* [Work to complete] Output the data below in full, character for character.

* [Provided information]
○ ○ ○

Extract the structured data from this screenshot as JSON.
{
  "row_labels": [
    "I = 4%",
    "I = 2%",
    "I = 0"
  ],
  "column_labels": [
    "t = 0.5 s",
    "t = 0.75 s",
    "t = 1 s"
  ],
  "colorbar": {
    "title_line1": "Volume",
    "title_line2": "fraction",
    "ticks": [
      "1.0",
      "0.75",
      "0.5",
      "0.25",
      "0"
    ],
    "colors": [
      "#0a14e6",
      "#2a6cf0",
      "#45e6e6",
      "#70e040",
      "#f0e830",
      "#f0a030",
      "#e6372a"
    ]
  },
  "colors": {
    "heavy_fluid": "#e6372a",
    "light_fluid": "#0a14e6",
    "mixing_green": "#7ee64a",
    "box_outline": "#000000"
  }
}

○ ○ ○

* [Output of the task]
Extract the structured data from this screenshot as JSON.
{
  "row_labels": [
    "I = 4%",
    "I = 2%",
    "I = 0"
  ],
  "column_labels": [
    "t = 0.5 s",
    "t = 0.75 s",
    "t = 1 s"
  ],
  "colorbar": {
    "title_line1": "Volume",
    "title_line2": "fraction",
    "ticks": [
      "1.0",
      "0.75",
      "0.5",
      "0.25",
      "0"
    ],
    "colors": [
      "#0a14e6",
      "#2a6cf0",
      "#45e6e6",
      "#70e040",
      "#f0e830",
      "#f0a030",
      "#e6372a"
    ]
  },
  "colors": {
    "heavy_fluid": "#e6372a",
    "light_fluid": "#0a14e6",
    "mixing_green": "#7ee64a",
    "box_outline": "#000000"
  }
}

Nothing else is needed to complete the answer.